Records contained in a dataset
(begin)

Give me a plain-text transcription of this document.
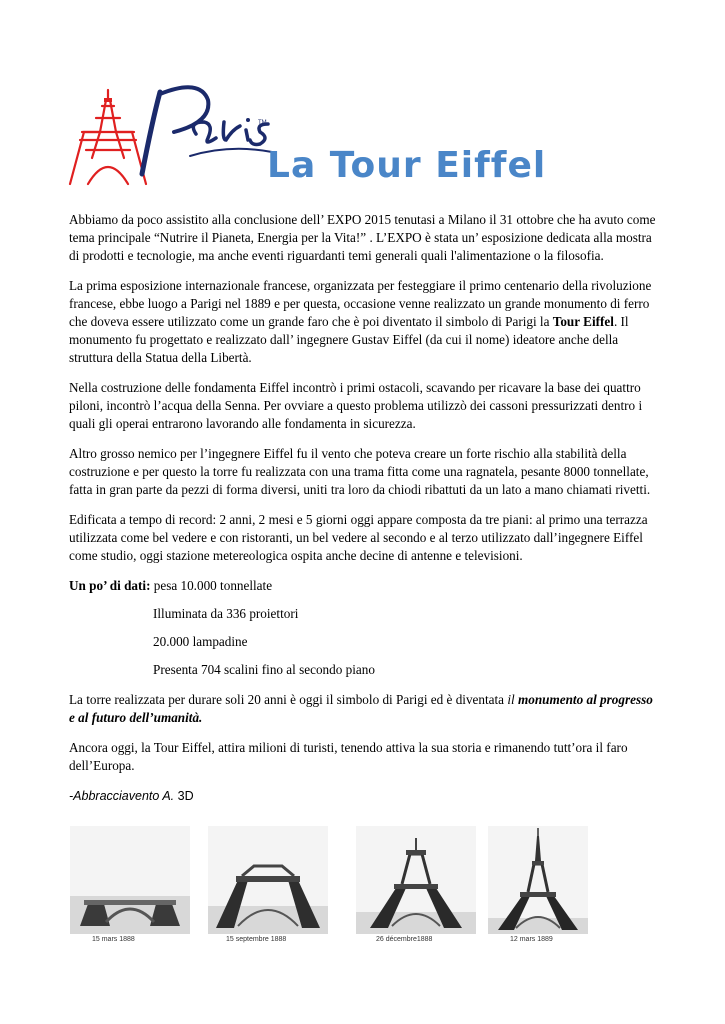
TM
La Tour Eiffel

Abbiamo da poco assistito alla conclusione dell’ EXPO 2015 tenutasi a Milano il 31 ottobre che ha avuto come tema principale “Nutrire il Pianeta, Energia per la Vita!” . L’EXPO è stata un’ esposizione dedicata alla mostra di prodotti e tecnologie, ma anche eventi riguardanti temi generali quali l'alimentazione o la filosofia.

La prima esposizione internazionale francese, organizzata per festeggiare il primo centenario della rivoluzione francese, ebbe luogo a Parigi nel 1889 e per questa, occasione venne realizzato un grande monumento di ferro che doveva essere utilizzato come un grande faro che è poi diventato il simbolo di Parigi la Tour Eiffel. Il monumento fu progettato e realizzato dall’ ingegnere Gustav Eiffel (da cui il nome) ideatore anche della struttura della Statua della Libertà.

Nella costruzione delle fondamenta Eiffel incontrò i primi ostacoli, scavando per ricavare la base dei quattro piloni, incontrò l’acqua della Senna. Per ovviare a questo problema utilizzò dei cassoni pressurizzati dentro i quali gli operai entrarono lavorando alle fondamenta in sicurezza.

Altro grosso nemico per l’ingegnere Eiffel fu il vento che poteva creare un forte rischio alla stabilità della costruzione e per questo la torre fu realizzata con una trama fitta come una ragnatela, pesante 8000 tonnellate, fatta in gran parte da pezzi di forma diversi, uniti tra loro da chiodi ribattuti da un lato a mano chiamati rivetti.

Edificata a tempo di record: 2 anni, 2 mesi e 5 giorni oggi appare composta da tre piani: al primo una terrazza utilizzata come bel vedere e con ristoranti, un bel vedere al secondo e al terzo utilizzato dall’ingegnere Eiffel come studio, oggi stazione metereologica ospita anche decine di antenne e televisioni.

Un po’ di dati: pesa 10.000 tonnellate

Illuminata da 336 proiettori

20.000 lampadine

Presenta 704 scalini fino al secondo piano

La torre realizzata per durare soli 20 anni è oggi il simbolo di Parigi ed è diventata il monumento al progresso e al futuro dell’umanità.

Ancora oggi, la Tour Eiffel, attira milioni di turisti, tenendo attiva la sua storia e rimanendo tutt’ora il faro dell’Europa.

-Abbracciavento A. 3D

15 mars 1888	15 septembre 1888	26 décembre1888	12 mars 1889
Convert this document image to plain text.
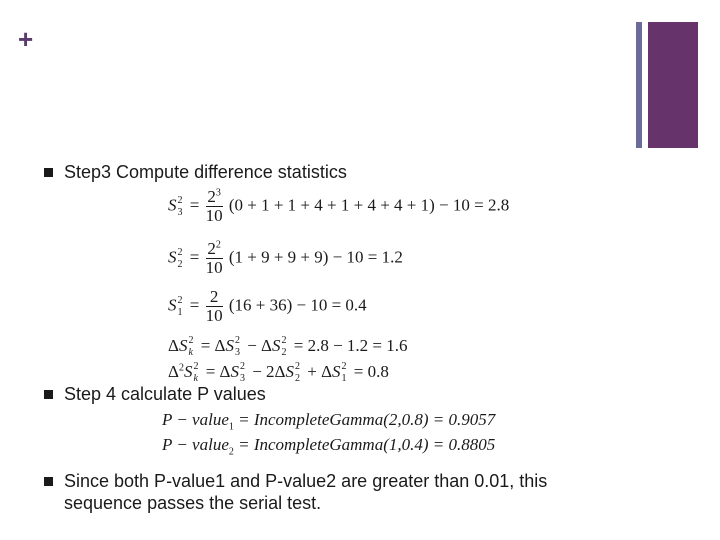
+
Step3 Compute difference statistics
S 2
$3 = \frac{2^3}{10} (0 + 1 + 1 + 4 + 1 + 4 + 4 + 1) - 10 = 2.8$
S 2
$2 = \frac{2^2}{10} (1 + 9 + 9 + 9) - 10 = 1.2$
S 2
$1 = \frac{2}{10} (16 + 36) - 10 = 0.4$
ΔS 2
k = ΔS 2
3 − ΔS 2
2 = 2.8 − 1.2 = 1.6
$\Delta^2S$ 2
k = ΔS 2
3 − 2ΔS 2
2 + ΔS 2
1 = 0.8
Step 4 calculate P values
P − value$_1$ = IncompleteGamma(2,0.8) = 0.9057
P − value$_2$ = IncompleteGamma(1,0.4) = 0.8805
Since both P-value1 and P-value2 are greater than 0.01, this sequence passes the serial test.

(end)

Pick out, from the lines above, every one that contains the string "this".

**Written response**:
Give me a plain-text transcription of this document.
Convert this document image to plain text.
Since both P-value1 and P-value2 are greater than 0.01, this sequence passes the serial test.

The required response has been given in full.